- **PROBLEM TO WORK ON**: Return all entries precisely as they stand, without the images.

- **DATASET**:
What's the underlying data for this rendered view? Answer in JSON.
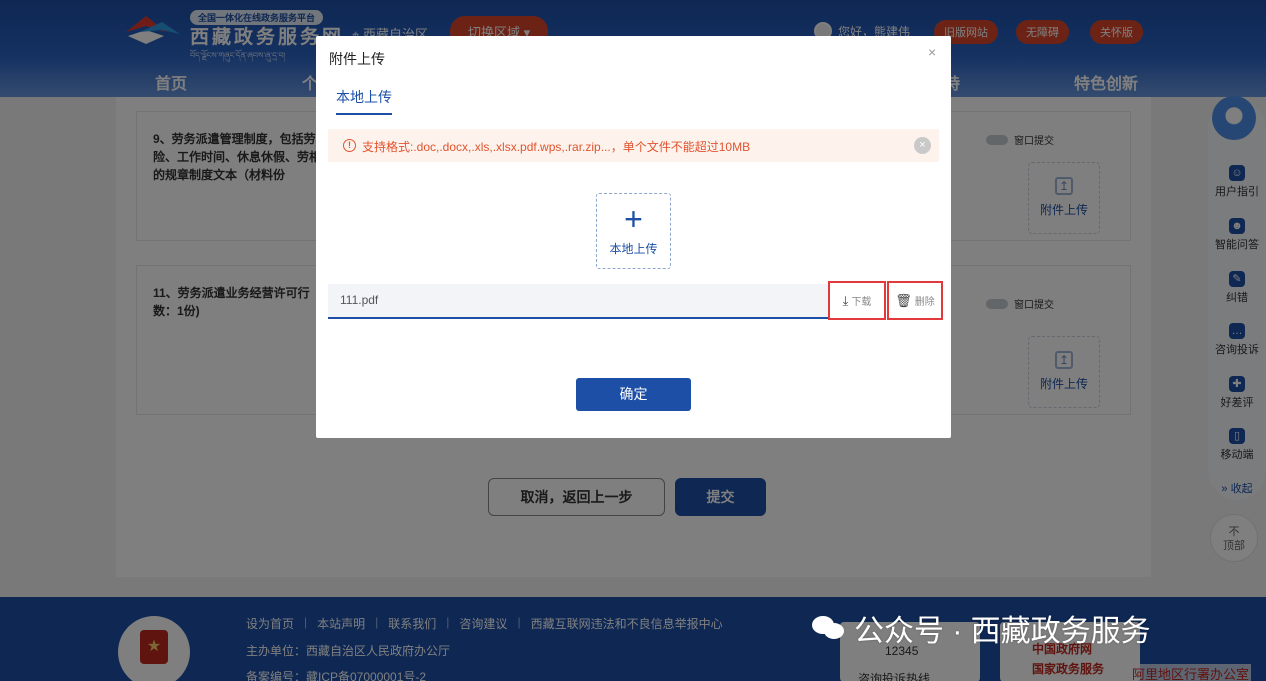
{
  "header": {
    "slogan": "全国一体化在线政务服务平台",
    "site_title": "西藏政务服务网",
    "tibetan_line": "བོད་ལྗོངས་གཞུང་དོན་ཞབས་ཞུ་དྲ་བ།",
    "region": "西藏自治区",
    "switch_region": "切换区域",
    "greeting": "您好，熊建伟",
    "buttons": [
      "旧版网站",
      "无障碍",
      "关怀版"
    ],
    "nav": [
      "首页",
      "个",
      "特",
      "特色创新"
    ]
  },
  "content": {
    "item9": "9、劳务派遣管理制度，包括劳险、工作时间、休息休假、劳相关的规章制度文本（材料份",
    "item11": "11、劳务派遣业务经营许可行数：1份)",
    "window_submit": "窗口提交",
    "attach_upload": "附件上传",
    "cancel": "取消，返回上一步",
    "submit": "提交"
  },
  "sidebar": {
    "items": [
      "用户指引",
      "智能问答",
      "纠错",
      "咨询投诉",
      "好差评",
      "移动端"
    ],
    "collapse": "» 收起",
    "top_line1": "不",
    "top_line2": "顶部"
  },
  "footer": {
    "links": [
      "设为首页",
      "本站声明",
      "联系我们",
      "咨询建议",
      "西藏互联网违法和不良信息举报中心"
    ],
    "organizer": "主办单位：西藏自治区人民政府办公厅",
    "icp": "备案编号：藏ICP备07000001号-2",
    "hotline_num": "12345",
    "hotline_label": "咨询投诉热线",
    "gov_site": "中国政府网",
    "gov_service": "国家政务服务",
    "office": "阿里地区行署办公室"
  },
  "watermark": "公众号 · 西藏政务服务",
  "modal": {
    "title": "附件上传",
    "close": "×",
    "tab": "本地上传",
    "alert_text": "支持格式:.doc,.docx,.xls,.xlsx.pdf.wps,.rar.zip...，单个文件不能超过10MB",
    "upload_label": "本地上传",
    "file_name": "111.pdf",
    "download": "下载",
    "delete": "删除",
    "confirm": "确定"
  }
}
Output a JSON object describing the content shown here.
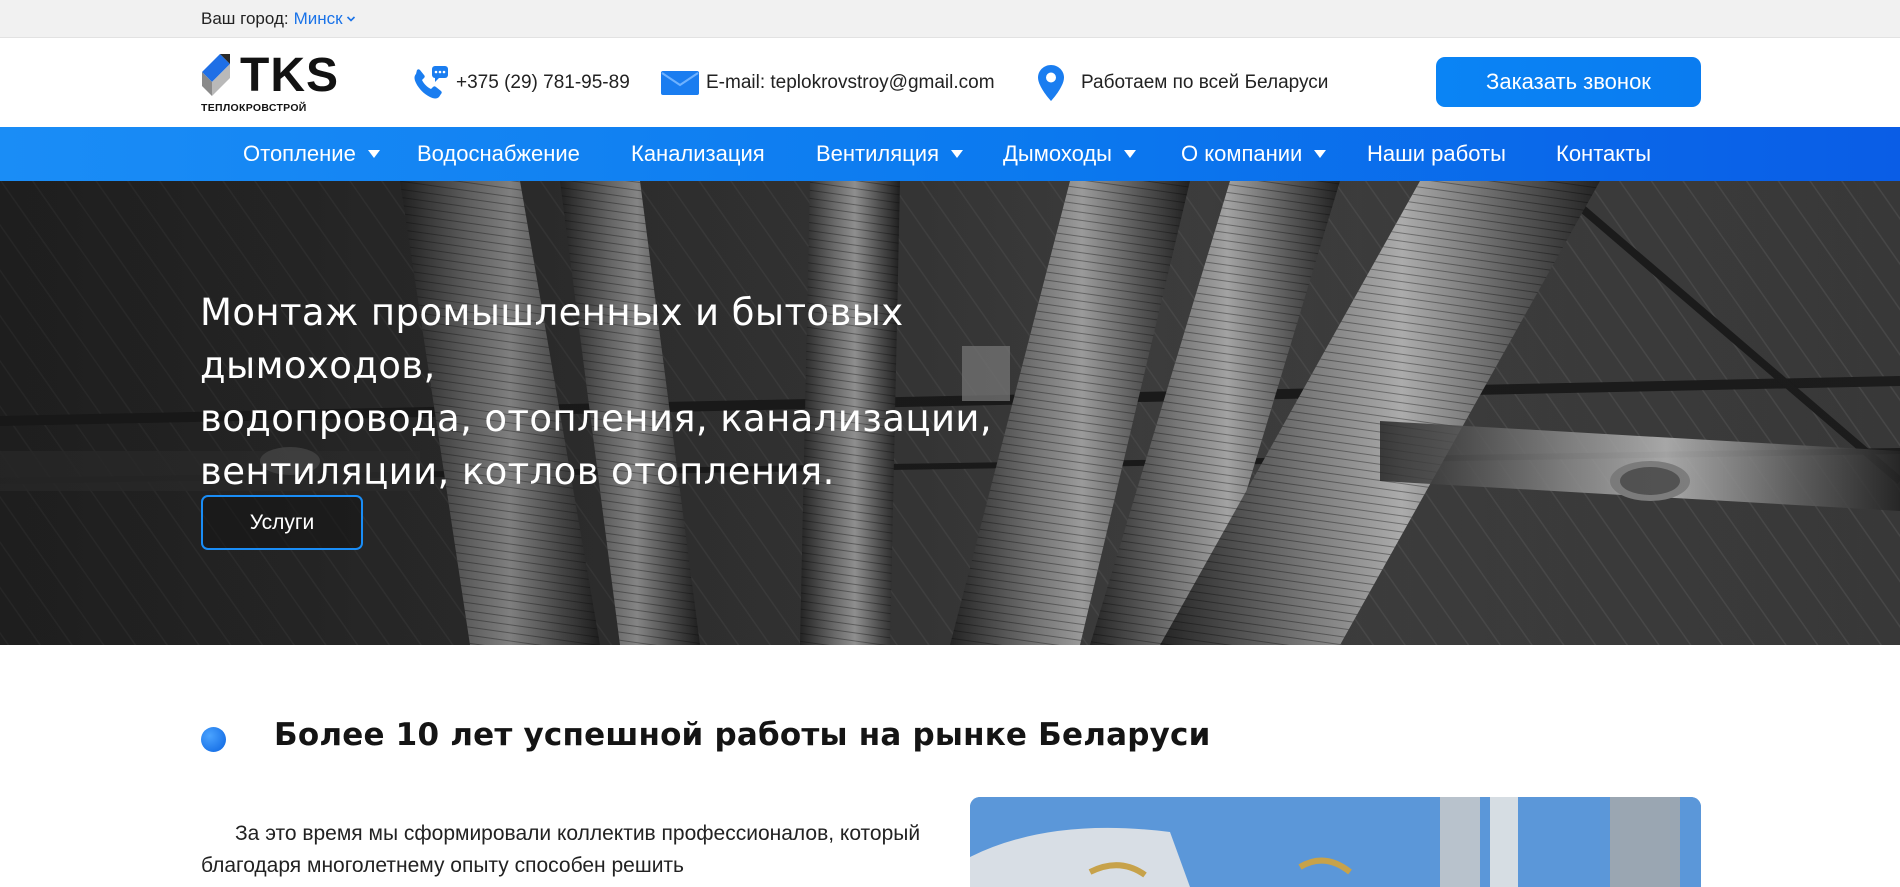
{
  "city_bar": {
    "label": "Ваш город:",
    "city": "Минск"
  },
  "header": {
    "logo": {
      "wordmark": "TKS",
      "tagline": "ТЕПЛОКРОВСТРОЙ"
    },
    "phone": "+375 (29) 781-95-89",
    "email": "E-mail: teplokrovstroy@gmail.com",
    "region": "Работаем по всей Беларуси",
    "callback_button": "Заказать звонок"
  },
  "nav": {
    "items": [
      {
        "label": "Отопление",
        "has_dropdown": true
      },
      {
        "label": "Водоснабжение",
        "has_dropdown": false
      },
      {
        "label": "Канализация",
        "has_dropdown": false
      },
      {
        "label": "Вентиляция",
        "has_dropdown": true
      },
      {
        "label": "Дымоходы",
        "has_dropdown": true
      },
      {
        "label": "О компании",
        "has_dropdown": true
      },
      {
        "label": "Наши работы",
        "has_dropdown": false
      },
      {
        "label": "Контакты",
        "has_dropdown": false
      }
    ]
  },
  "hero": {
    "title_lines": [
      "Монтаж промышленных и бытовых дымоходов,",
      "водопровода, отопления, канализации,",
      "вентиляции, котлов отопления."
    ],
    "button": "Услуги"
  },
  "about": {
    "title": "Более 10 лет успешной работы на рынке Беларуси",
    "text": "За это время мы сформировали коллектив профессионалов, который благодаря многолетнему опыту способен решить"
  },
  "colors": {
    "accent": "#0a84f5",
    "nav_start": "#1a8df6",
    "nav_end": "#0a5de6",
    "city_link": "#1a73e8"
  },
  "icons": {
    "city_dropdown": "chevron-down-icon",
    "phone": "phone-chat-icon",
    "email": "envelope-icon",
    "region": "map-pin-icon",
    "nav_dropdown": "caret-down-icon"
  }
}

- **FINAL RESULT**:
What's the underlying data for this rendered view? Answer in JSON.
{
  "header": {
    "slogan": "全国一体化在线政务服务平台",
    "site_title": "西藏政务服务网",
    "tibetan_line": "བོད་ལྗོངས་གཞུང་དོན་ཞབས་ཞུ་དྲ་བ།",
    "region": "西藏自治区",
    "switch_region": "切换区域",
    "greeting": "您好，熊建伟",
    "buttons": [
      "旧版网站",
      "无障碍",
      "关怀版"
    ],
    "nav": [
      "首页",
      "个",
      "特",
      "特色创新"
    ]
  },
  "content": {
    "item9": "9、劳务派遣管理制度，包括劳险、工作时间、休息休假、劳相关的规章制度文本（材料份",
    "item11": "11、劳务派遣业务经营许可行数：1份)",
    "window_submit": "窗口提交",
    "attach_upload": "附件上传",
    "cancel": "取消，返回上一步",
    "submit": "提交"
  },
  "sidebar": {
    "items": [
      "用户指引",
      "智能问答",
      "纠错",
      "咨询投诉",
      "好差评",
      "移动端"
    ],
    "collapse": "» 收起",
    "top_line1": "不",
    "top_line2": "顶部"
  },
  "footer": {
    "links": [
      "设为首页",
      "本站声明",
      "联系我们",
      "咨询建议",
      "西藏互联网违法和不良信息举报中心"
    ],
    "organizer": "主办单位：西藏自治区人民政府办公厅",
    "icp": "备案编号：藏ICP备07000001号-2",
    "hotline_num": "12345",
    "hotline_label": "咨询投诉热线",
    "gov_site": "中国政府网",
    "gov_service": "国家政务服务",
    "office": "阿里地区行署办公室"
  },
  "watermark": "公众号 · 西藏政务服务",
  "modal": {
    "title": "附件上传",
    "close": "×",
    "tab": "本地上传",
    "alert_text": "支持格式:.doc,.docx,.xls,.xlsx.pdf.wps,.rar.zip...，单个文件不能超过10MB",
    "upload_label": "本地上传",
    "file_name": "111.pdf",
    "download": "下载",
    "delete": "删除",
    "confirm": "确定"
  }
}
Output a JSON object describing the content shown here.
{
  "city_bar": {
    "label": "Ваш город:",
    "city": "Минск"
  },
  "header": {
    "logo": {
      "wordmark": "TKS",
      "tagline": "ТЕПЛОКРОВСТРОЙ"
    },
    "phone": "+375 (29) 781-95-89",
    "email": "E-mail: teplokrovstroy@gmail.com",
    "region": "Работаем по всей Беларуси",
    "callback_button": "Заказать звонок"
  },
  "nav": {
    "items": [
      {
        "label": "Отопление",
        "has_dropdown": true
      },
      {
        "label": "Водоснабжение",
        "has_dropdown": false
      },
      {
        "label": "Канализация",
        "has_dropdown": false
      },
      {
        "label": "Вентиляция",
        "has_dropdown": true
      },
      {
        "label": "Дымоходы",
        "has_dropdown": true
      },
      {
        "label": "О компании",
        "has_dropdown": true
      },
      {
        "label": "Наши работы",
        "has_dropdown": false
      },
      {
        "label": "Контакты",
        "has_dropdown": false
      }
    ]
  },
  "hero": {
    "title_lines": [
      "Монтаж промышленных и бытовых дымоходов,",
      "водопровода, отопления, канализации,",
      "вентиляции, котлов отопления."
    ],
    "button": "Услуги"
  },
  "about": {
    "title": "Более 10 лет успешной работы на рынке Беларуси",
    "text": "За это время мы сформировали коллектив профессионалов, который благодаря многолетнему опыту способен решить"
  },
  "colors": {
    "accent": "#0a84f5",
    "nav_start": "#1a8df6",
    "nav_end": "#0a5de6",
    "city_link": "#1a73e8"
  },
  "icons": {
    "city_dropdown": "chevron-down-icon",
    "phone": "phone-chat-icon",
    "email": "envelope-icon",
    "region": "map-pin-icon",
    "nav_dropdown": "caret-down-icon"
  }
}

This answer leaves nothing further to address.